EXCERPT PROVIDED
**********
Because of this, Glorious will take a fixed 30% commission on first sales, the same percentage fee Apple takes from app developers for purchases made within iOS apps. It is also akin to the fees charged by traditional art galleries and auction houses, which often fluctuate according to the art’s sale price.
Public NFT marketplaces commonly take between 2% and 5%.
“What differentiates Glorious from other entity marketplaces is the singular focus on creating work that is enduring,” Harper said.
“We're sort of firmly positioning ourselves at the premium end of the NFT market mostly because we wholeheartedly believe in these kind of masterpiece NFTs, these magnificent works of art. They’re the ones that will endure, not the cash-grab NFTs that are currently flooding the market.”
Unlike regular digital files, NFTs can be one-of-a-kind thanks to their unique imprinting on a blockchain, proving provenance. This created scarcity mirrors the traditional art market and directly affects fluctuations in valuation.
The blockchain keeps track of NFT ownership and can also facilitate royalty payments for both artist and curator. If an artwork originally sold by Glorious is sold on, the artist will receive 7% of the total and Glorious 3%.
“It’s so brand new that everybody is probably going to be the most flexible in this space,” Harper said when asked if Glorious’s percentages were usual.
The business has enlisted the services of Michael Heron QC, former solicitor general of NZ, to ensure it is able to comply with local regulation. He is the second of the company’s two directors and has a 9% stake.
“We sort of thought, well, wouldn't it be great if the seller could keep more? And wouldn't it be great if the majority of that went to the artist?” Harper said.
“I think there's probably room for flexibility in that going forward. It's always a dialogue with the artist, but I think for now, the 7% [for the artist] feels, you know, it feels about right.
“We are being really transparent, because that's what the blockchain is.”
A new way
The global OpenSea platform is where Auckland-based photographer Ben Campbell is hosting his first NFT collection.
“This is a completely separate way of selling,” he told BusinessDesk.
“It's a good opportunity to get my work out to a different set of collectors … obviously with the Internet being worldwide.
“The royalty factor is quite a nice one to have.”
Campbell set up his OpenSea collection himself. OpenSea takes a 2.5% commission on sales and lets people program their NFTs so that each subsequent resale transaction includes a royalty payment of up to 10% back to the creator.
If he wanted to work with Glorious, he’d have to be invited and accept the 30% initial commission and ongoing royalty split.
Having worked in the music industry, Harper said he was familiar with how hard it is for artists to make money in the modern entertainment industry.
**********
EXTRACTED RECORDS
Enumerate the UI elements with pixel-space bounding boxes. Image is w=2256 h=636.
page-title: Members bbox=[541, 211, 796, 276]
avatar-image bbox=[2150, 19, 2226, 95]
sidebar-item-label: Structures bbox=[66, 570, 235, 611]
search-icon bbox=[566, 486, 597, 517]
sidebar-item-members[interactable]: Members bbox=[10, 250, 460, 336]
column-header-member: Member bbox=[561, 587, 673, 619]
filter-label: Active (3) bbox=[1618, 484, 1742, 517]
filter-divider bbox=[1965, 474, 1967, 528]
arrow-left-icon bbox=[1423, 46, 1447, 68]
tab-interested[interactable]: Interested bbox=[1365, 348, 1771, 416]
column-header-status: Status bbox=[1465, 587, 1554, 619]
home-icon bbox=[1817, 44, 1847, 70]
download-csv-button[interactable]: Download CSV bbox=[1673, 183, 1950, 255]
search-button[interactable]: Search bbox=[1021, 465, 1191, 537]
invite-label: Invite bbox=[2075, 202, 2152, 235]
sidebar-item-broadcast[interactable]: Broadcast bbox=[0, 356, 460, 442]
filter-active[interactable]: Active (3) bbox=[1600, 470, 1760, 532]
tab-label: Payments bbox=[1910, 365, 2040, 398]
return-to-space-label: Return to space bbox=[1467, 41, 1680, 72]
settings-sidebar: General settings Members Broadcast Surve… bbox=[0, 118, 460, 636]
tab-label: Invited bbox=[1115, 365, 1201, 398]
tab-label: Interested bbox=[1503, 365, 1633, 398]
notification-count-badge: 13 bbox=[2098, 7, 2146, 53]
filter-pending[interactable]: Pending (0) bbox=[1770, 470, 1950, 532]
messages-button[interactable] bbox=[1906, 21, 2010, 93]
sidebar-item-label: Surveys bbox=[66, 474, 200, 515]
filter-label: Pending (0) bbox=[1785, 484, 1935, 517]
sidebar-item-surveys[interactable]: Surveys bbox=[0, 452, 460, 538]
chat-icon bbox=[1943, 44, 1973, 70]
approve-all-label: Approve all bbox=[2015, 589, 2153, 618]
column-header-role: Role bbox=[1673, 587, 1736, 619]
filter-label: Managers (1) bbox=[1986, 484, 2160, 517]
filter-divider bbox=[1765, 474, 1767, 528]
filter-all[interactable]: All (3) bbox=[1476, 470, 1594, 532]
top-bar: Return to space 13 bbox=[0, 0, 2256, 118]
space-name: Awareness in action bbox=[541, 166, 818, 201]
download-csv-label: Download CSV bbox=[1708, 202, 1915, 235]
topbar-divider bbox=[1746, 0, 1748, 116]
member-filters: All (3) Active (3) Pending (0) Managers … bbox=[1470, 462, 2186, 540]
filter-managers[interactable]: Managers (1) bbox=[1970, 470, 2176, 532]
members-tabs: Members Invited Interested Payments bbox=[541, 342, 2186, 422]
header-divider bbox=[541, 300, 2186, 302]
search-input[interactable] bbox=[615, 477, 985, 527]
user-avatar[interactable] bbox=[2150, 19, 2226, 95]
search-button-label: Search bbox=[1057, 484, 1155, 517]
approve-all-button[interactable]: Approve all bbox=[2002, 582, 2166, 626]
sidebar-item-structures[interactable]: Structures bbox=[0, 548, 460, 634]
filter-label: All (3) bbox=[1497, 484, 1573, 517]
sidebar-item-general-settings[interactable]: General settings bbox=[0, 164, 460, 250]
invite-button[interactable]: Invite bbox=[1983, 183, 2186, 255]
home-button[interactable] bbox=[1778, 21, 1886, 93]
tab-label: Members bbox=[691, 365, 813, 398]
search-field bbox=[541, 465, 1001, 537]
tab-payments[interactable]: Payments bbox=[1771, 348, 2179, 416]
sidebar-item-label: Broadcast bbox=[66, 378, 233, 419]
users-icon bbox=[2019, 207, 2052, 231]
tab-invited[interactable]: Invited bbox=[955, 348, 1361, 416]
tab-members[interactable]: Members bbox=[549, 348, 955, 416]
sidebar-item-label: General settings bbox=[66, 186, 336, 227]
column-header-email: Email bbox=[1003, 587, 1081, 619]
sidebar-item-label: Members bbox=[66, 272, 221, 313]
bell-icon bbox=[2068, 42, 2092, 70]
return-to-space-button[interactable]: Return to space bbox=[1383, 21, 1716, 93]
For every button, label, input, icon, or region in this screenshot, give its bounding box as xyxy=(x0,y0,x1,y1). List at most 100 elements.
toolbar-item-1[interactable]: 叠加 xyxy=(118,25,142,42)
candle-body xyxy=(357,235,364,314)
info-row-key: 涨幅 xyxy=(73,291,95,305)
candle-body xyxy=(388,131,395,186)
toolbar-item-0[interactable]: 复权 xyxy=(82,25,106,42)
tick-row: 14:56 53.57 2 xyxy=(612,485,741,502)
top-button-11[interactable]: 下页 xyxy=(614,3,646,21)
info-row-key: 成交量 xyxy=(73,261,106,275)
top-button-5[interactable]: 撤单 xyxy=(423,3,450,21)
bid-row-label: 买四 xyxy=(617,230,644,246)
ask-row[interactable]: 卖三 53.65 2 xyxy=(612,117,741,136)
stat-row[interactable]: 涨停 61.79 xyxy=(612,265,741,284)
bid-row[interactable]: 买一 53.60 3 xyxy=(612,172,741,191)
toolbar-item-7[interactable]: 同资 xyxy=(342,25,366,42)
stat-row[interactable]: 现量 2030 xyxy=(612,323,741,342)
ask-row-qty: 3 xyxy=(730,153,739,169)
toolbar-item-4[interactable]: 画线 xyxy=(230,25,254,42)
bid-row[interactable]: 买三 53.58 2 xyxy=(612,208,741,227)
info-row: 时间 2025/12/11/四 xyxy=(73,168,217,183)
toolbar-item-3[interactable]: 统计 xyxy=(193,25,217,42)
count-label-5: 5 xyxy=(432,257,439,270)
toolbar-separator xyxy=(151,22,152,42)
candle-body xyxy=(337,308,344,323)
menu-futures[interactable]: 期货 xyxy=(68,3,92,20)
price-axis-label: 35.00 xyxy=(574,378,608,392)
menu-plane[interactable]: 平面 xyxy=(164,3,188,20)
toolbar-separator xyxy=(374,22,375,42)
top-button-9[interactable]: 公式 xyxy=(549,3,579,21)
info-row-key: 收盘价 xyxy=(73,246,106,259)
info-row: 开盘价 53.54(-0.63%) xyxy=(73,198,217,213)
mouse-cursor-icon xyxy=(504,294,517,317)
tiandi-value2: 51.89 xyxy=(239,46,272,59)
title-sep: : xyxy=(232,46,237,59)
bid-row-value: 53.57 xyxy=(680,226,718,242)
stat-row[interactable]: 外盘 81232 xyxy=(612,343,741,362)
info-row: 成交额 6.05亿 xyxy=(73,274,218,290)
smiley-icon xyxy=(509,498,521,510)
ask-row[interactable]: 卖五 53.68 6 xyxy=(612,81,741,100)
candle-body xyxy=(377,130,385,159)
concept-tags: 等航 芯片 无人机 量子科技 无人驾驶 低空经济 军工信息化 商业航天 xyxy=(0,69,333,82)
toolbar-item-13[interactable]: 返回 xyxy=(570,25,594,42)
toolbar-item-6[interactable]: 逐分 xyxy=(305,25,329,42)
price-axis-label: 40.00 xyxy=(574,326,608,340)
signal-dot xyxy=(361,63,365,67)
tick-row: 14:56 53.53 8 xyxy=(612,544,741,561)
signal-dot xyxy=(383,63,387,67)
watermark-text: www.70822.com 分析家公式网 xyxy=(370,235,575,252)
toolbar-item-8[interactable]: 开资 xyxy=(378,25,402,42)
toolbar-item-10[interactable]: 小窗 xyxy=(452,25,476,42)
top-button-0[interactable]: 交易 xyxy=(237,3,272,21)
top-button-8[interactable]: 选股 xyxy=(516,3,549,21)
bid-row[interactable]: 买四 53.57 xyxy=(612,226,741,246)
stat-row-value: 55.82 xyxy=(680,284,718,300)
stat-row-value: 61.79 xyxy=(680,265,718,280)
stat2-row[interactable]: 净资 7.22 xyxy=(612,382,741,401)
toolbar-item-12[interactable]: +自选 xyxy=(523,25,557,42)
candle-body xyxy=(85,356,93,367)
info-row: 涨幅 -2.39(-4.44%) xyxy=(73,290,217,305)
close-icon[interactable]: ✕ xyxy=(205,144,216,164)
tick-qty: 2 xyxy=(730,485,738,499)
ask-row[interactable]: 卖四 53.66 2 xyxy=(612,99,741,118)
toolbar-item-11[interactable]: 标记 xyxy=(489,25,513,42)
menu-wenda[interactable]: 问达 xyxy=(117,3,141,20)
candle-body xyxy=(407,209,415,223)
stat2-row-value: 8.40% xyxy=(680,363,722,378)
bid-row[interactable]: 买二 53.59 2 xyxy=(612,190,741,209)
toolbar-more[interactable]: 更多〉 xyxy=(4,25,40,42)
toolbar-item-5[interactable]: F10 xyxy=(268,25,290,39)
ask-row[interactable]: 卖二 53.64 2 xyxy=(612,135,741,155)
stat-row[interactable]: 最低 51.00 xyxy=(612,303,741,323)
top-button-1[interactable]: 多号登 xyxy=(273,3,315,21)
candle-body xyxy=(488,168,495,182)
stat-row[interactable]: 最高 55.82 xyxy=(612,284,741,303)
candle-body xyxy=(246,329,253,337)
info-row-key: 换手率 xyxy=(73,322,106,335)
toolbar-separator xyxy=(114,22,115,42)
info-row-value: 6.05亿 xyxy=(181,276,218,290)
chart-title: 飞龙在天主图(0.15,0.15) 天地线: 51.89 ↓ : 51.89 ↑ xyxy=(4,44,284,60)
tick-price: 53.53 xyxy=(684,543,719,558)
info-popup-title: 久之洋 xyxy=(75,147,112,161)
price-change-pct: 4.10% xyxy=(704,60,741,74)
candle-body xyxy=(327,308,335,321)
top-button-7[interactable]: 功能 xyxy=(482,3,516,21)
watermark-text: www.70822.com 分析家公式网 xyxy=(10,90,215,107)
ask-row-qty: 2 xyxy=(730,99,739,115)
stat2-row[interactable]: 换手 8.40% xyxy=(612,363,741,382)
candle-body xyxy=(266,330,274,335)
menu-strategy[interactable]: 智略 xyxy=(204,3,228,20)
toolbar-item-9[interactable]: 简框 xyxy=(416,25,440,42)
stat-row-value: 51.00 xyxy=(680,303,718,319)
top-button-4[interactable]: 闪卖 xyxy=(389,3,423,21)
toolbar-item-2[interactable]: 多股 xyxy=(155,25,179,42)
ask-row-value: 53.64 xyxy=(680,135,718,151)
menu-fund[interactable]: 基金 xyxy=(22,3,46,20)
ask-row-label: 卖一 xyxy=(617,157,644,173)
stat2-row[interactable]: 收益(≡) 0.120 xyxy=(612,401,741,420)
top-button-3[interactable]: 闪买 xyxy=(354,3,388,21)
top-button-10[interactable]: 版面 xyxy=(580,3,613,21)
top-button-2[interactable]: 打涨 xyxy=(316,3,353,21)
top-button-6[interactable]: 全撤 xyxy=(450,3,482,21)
**********
COMPLETE THE FOLLOWING
A - Reproduce the stretch of the NFT marketplace text from "Campbell set up" through "modern entertainment industry.".
B - Based on the NFT marketplace text, say yes or no to each statement below, and quote the words that decide it: (i) Glorious takes a fixed 30% commission on first sales. (ii) When an artwork first sold by Glorious is resold, the artist receives 10% of the total. (iii) OpenSea takes a 2.5% commission on sales.

YOUR RESPONSES
A -
Campbell set up his OpenSea collection himself. OpenSea takes a 2.5% commission on sales and lets people program their NFTs so that each subsequent resale transaction includes a royalty payment of up to 10% back to the creator.
If he wanted to work with Glorious, he’d have to be invited and accept the 30% initial commission and ongoing royalty split.
Having worked in the music industry, Harper said he was familiar with how hard it is for artists to make money in the modern entertainment industry.

B -
(i) Yes: "Glorious will take a fixed 30% commission on first sales"
(ii) No: "the artist will receive 7% of the total and Glorious 3%"
(iii) Yes: "OpenSea takes a 2.5% commission on sales"